### THE PROBLEM
Pick out the lines below with "URAF" and list them.

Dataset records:
------------------------------------------------------------
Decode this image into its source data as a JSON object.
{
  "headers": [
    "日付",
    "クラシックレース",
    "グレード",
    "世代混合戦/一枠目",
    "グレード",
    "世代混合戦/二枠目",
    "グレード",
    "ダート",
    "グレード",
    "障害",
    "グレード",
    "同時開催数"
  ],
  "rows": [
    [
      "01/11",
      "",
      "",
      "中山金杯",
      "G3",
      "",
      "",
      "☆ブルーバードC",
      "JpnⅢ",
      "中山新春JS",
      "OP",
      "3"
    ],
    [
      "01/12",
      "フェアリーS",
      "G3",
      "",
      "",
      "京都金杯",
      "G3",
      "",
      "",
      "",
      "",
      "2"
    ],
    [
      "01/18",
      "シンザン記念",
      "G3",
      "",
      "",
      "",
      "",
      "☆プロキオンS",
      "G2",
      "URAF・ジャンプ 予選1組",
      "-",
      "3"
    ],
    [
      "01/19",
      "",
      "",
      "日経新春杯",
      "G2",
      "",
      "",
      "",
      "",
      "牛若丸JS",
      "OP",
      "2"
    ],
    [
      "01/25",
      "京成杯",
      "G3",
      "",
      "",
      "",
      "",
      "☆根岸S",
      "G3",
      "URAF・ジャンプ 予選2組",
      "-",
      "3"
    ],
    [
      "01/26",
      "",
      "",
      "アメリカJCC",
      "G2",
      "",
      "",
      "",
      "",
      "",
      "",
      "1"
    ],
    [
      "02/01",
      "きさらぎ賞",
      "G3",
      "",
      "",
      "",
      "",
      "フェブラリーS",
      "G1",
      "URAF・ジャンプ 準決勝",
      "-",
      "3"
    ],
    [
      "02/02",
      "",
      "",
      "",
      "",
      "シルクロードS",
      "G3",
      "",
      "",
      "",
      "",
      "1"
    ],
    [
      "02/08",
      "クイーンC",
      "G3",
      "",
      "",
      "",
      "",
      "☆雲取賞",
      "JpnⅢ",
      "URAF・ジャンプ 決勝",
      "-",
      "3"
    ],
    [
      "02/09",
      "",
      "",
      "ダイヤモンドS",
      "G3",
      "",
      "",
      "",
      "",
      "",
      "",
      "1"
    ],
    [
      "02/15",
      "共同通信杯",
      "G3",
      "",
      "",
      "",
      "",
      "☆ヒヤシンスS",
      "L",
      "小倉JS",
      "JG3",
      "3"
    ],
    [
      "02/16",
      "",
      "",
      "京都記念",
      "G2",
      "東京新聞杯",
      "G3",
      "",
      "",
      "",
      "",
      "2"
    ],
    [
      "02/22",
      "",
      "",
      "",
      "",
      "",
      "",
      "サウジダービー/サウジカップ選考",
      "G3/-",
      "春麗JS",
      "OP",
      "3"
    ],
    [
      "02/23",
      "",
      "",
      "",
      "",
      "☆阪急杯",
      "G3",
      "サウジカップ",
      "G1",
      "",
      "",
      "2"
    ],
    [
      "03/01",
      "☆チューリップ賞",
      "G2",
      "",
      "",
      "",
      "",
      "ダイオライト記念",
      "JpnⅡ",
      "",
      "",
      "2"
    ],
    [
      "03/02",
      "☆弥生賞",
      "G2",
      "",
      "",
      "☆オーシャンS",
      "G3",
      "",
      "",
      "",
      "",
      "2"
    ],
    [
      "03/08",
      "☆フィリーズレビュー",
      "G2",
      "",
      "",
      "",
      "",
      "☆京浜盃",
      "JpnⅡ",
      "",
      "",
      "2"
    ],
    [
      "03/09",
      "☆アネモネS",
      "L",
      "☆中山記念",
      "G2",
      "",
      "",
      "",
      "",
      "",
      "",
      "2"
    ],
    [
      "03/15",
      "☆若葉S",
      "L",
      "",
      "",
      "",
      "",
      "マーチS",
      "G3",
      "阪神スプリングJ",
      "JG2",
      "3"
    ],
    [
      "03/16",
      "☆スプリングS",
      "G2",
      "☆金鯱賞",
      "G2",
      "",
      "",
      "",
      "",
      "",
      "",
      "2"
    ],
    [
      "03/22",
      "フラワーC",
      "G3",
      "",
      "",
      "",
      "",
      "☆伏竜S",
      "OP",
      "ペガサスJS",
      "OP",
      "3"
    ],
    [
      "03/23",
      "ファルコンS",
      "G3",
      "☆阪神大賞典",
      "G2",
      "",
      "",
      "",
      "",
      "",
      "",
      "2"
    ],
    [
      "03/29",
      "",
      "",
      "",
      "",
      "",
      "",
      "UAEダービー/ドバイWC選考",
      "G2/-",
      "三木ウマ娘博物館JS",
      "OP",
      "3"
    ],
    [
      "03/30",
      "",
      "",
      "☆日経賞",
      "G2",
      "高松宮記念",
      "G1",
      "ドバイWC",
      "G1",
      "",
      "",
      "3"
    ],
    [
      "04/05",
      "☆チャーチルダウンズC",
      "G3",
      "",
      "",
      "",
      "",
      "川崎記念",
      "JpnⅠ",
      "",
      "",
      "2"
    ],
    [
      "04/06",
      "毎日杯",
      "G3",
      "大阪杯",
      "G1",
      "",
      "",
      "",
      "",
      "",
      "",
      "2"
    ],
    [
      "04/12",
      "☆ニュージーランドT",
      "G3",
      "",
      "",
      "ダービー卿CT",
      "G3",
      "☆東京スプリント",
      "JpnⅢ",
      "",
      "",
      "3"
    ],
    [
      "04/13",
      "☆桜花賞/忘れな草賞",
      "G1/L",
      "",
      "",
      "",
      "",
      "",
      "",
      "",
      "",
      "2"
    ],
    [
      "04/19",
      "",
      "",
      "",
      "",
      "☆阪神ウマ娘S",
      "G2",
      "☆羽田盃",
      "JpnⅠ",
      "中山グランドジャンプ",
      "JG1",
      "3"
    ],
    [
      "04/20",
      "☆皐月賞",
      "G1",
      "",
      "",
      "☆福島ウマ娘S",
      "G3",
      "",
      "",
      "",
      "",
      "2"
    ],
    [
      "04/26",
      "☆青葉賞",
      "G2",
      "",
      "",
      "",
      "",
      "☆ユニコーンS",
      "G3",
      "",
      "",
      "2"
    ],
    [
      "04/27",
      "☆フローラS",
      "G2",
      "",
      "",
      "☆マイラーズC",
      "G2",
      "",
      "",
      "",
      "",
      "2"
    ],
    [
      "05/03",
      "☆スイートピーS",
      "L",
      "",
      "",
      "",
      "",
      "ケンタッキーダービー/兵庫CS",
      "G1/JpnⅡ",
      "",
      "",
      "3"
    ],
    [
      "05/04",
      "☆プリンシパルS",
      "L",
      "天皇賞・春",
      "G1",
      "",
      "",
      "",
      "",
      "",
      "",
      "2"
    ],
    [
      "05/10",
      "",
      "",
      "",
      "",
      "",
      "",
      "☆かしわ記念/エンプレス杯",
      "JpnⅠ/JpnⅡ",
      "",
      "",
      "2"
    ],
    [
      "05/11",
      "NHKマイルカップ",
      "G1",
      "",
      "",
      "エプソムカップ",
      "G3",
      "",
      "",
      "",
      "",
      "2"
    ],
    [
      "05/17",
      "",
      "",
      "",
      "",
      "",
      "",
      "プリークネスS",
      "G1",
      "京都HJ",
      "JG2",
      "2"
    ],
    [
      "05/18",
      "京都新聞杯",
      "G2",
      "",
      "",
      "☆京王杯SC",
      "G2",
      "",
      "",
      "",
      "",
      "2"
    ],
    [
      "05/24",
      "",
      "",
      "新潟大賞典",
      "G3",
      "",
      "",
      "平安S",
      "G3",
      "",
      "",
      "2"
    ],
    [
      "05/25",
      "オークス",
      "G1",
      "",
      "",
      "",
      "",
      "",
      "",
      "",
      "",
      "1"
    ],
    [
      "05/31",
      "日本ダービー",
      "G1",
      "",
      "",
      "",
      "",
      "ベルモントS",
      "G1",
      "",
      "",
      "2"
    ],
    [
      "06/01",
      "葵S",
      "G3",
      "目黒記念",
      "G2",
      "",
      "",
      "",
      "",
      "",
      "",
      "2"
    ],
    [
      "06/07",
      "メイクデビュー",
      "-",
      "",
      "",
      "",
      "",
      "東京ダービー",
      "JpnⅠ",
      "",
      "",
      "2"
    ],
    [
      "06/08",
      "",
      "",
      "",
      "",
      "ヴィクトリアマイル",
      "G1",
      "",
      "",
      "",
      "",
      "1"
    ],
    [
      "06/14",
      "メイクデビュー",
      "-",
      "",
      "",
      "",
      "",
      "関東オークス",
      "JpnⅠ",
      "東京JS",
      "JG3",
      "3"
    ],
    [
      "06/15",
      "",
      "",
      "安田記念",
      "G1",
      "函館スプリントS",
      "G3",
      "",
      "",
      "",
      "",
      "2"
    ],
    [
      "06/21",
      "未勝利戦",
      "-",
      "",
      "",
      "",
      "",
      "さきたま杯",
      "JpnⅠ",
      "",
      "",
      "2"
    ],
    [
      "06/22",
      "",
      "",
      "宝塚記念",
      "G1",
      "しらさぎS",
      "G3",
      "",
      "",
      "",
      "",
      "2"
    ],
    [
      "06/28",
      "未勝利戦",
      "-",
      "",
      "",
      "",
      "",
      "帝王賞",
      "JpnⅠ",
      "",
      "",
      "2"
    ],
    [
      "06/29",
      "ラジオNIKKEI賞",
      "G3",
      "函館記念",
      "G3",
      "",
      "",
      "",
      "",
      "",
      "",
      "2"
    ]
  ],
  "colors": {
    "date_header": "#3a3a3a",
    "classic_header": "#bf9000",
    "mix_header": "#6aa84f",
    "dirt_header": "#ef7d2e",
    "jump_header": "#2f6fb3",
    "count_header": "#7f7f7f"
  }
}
------------------------------------------------------------
### EXERCISE RESULT
      "URAF・ジャンプ 予選1組",
      "URAF・ジャンプ 予選2組",
      "URAF・ジャンプ 準決勝",
      "URAF・ジャンプ 決勝",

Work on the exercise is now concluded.